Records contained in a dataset
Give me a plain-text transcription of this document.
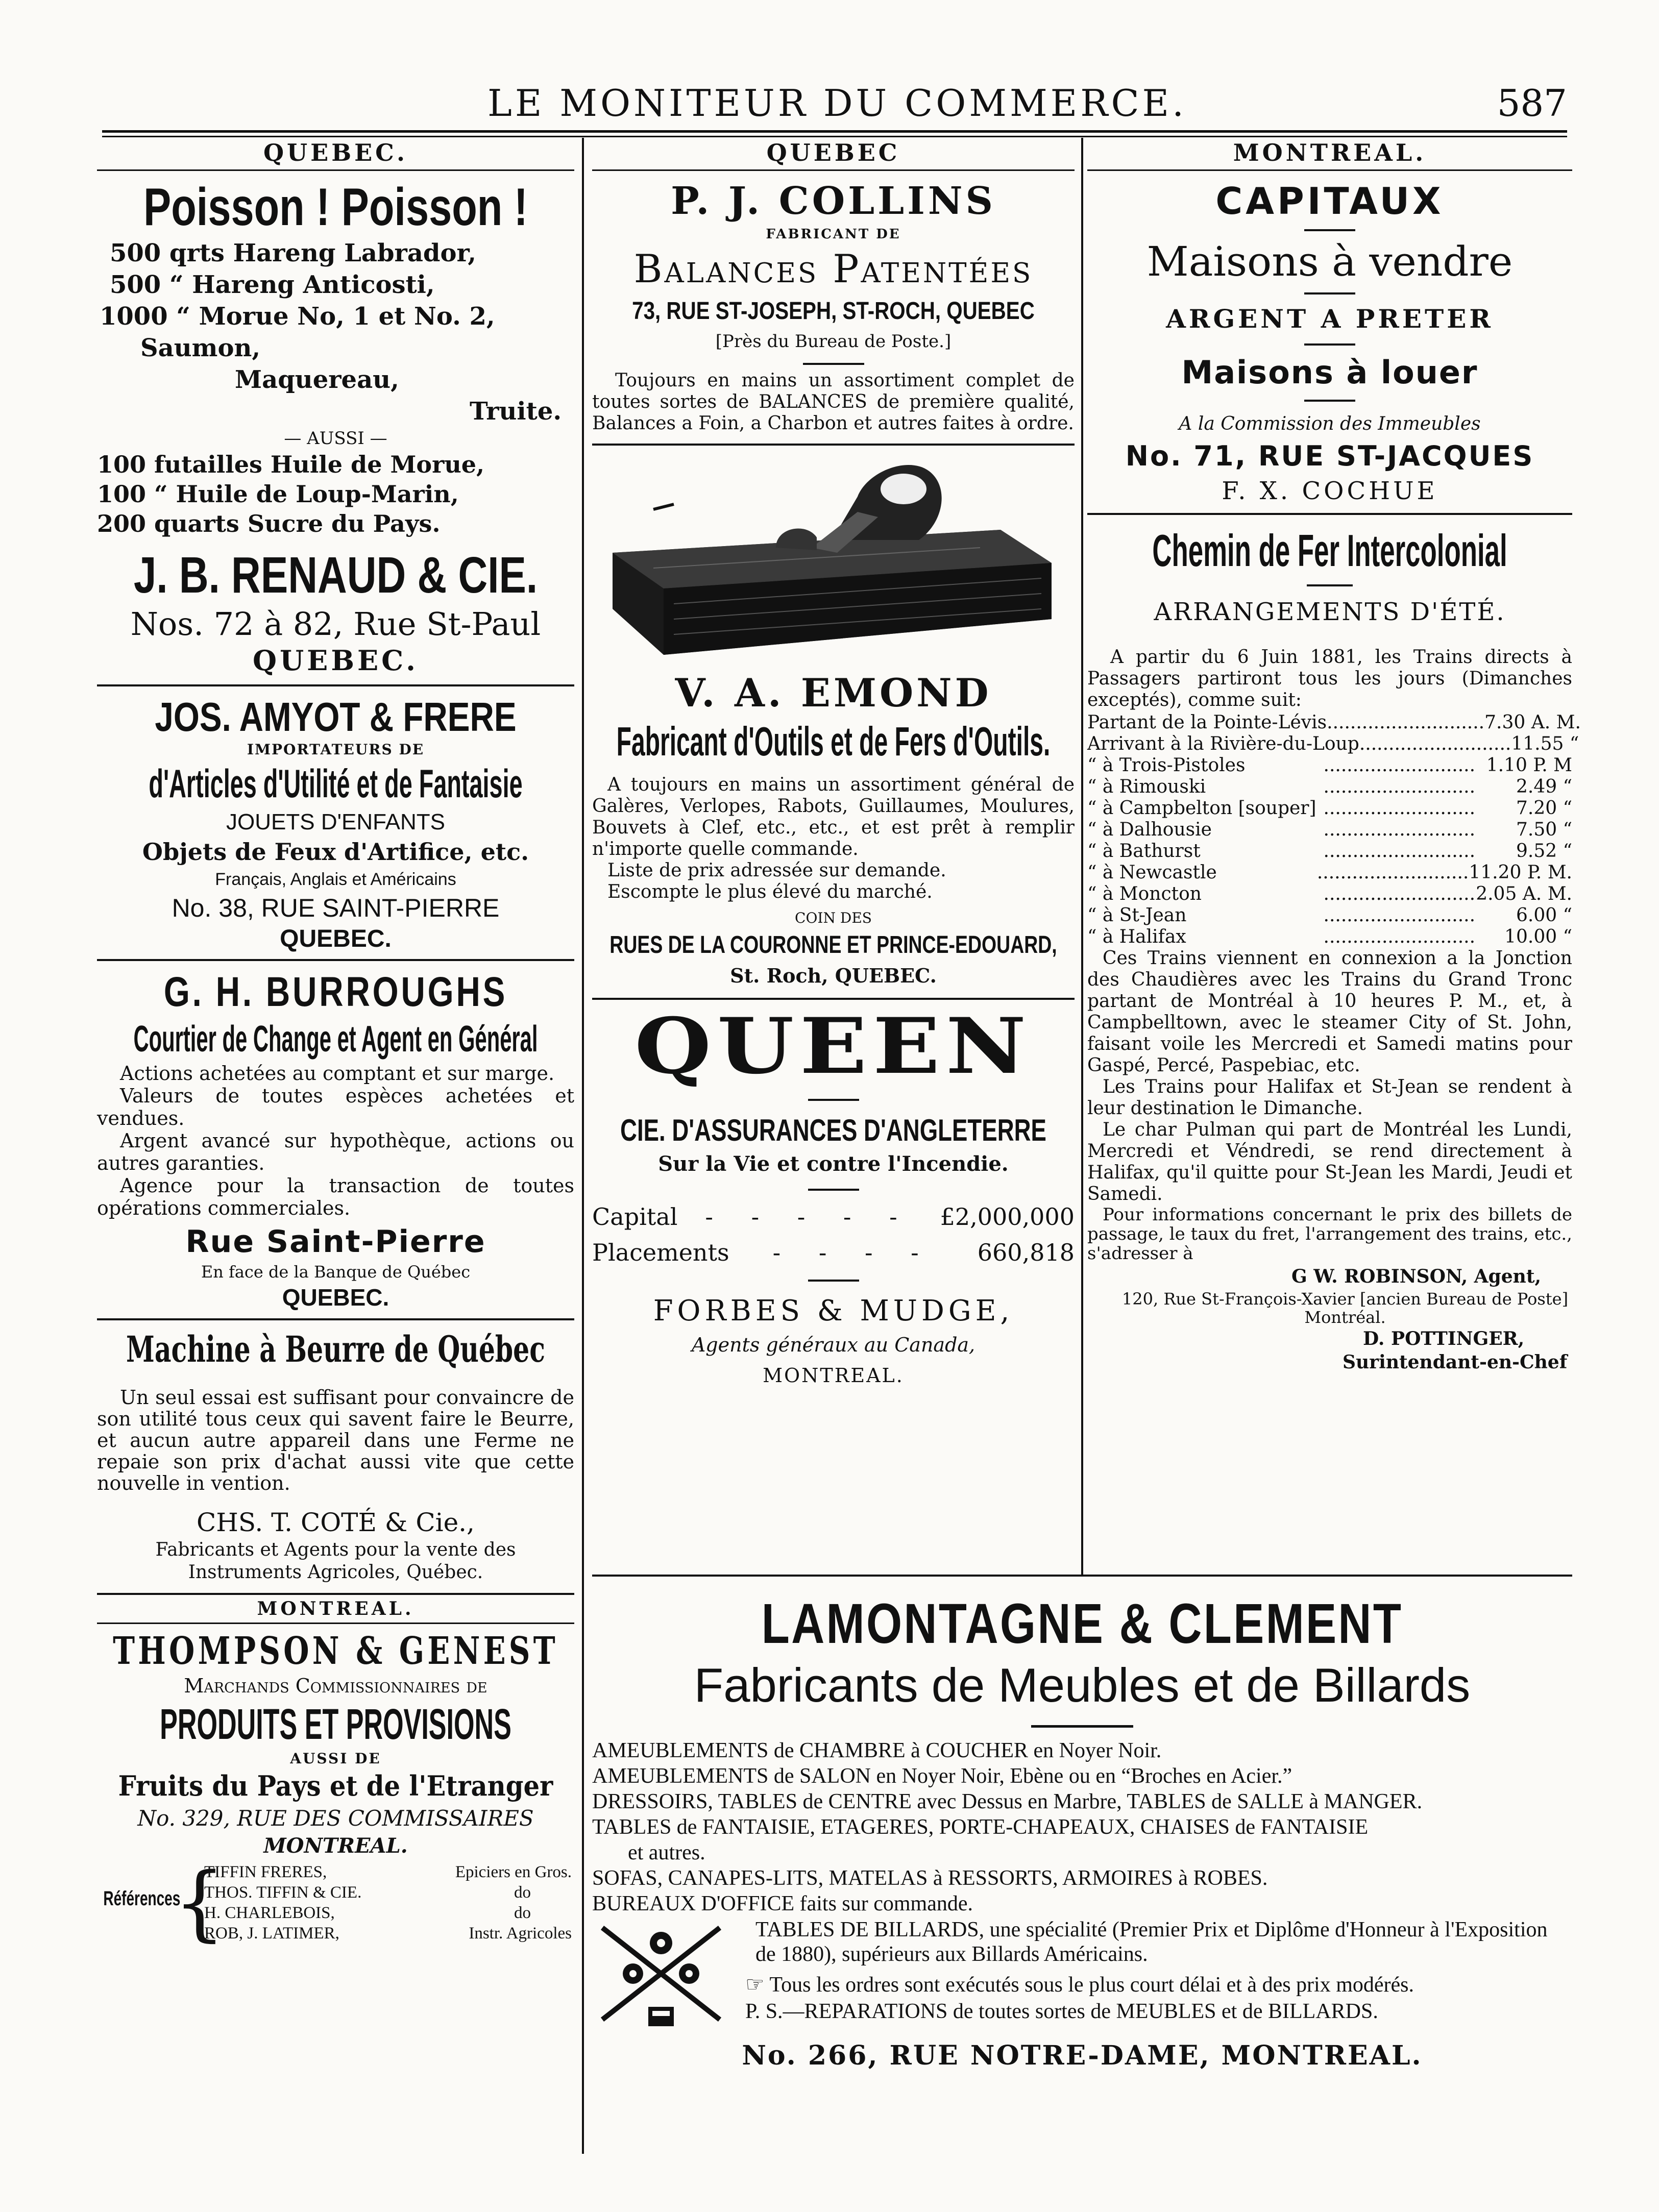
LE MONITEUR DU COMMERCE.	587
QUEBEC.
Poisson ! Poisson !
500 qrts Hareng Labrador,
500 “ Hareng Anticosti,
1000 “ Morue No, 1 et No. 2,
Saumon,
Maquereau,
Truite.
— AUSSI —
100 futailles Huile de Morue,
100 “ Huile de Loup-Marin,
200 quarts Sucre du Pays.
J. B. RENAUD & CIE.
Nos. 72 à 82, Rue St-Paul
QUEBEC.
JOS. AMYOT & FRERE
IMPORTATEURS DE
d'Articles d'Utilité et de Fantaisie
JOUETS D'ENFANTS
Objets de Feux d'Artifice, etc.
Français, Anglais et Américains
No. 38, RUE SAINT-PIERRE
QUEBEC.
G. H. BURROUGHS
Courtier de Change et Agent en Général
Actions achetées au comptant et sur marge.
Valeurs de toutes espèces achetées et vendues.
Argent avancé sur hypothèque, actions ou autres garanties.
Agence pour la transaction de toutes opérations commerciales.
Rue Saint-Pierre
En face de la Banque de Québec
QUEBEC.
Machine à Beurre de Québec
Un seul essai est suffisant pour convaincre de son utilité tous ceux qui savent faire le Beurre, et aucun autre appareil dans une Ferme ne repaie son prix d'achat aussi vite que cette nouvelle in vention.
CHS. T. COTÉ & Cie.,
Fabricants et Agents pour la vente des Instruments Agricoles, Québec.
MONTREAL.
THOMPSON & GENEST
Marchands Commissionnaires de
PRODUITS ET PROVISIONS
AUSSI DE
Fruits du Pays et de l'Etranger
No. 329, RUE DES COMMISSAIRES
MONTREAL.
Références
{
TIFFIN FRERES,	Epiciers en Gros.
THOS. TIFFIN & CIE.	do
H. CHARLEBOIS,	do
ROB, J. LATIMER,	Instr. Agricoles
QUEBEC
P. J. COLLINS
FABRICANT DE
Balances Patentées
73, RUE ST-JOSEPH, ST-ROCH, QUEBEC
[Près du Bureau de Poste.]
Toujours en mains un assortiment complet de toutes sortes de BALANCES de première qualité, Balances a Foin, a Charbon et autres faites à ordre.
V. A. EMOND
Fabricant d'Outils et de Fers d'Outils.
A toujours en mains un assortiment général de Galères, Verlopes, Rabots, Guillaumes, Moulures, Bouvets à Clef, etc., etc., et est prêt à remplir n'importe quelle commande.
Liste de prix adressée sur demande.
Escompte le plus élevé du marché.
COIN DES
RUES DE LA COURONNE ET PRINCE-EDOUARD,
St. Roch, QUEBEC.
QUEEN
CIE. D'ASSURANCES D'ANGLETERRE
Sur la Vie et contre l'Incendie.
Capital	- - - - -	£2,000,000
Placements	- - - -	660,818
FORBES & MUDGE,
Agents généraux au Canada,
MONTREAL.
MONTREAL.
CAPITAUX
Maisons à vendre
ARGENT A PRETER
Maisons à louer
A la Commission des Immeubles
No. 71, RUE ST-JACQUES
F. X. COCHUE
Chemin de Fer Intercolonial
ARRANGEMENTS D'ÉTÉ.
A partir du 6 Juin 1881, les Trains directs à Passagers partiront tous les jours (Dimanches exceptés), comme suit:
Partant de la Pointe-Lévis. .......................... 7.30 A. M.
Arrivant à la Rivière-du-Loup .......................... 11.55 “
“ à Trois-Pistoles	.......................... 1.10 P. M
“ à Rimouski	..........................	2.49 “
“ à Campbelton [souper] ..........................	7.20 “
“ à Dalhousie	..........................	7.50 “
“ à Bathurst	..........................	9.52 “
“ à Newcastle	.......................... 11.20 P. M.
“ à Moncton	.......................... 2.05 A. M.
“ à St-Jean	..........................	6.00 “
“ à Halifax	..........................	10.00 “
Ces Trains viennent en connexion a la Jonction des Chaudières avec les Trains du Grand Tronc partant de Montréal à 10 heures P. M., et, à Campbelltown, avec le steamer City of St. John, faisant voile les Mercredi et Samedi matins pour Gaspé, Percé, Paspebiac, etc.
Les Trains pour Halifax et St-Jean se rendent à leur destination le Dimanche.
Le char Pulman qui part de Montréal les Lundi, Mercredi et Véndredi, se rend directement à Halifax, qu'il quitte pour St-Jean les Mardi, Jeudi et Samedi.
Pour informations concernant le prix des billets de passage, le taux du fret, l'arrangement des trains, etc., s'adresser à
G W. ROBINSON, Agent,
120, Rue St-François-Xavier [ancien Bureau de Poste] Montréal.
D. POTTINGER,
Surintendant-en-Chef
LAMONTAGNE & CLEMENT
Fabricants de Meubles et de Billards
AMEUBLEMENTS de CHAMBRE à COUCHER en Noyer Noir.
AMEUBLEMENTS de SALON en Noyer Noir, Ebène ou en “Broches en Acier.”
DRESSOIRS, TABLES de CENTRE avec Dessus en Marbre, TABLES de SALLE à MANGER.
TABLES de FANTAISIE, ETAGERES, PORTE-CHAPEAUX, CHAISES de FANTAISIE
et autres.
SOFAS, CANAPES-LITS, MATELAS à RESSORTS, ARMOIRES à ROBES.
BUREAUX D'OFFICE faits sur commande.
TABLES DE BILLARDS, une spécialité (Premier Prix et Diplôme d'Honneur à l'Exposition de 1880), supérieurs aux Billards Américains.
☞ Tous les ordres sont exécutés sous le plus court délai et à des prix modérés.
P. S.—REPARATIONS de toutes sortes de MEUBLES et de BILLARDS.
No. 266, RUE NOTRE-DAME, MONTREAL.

--

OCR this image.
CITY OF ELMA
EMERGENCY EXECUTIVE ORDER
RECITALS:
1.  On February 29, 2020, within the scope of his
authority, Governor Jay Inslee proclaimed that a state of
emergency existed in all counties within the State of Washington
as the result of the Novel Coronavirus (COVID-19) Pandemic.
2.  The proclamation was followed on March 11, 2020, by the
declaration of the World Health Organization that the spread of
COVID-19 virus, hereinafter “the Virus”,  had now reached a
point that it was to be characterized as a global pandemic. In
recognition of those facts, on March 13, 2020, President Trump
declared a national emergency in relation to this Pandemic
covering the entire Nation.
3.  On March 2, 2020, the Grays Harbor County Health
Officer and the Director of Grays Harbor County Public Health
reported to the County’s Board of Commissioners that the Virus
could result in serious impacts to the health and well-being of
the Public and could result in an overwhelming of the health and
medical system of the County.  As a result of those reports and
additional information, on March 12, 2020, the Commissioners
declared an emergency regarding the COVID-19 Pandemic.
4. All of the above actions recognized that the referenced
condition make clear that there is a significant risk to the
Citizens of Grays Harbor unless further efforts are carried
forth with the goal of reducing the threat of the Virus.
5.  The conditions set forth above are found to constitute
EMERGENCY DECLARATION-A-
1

> [Exercise directions]: Of the lines above, copy each that contains "AMEUBLEMENTS".

> [Exercise answer]:
AMEUBLEMENTS de CHAMBRE à COUCHER en Noyer Noir.
AMEUBLEMENTS de SALON en Noyer Noir, Ebène ou en “Broches en Acier.”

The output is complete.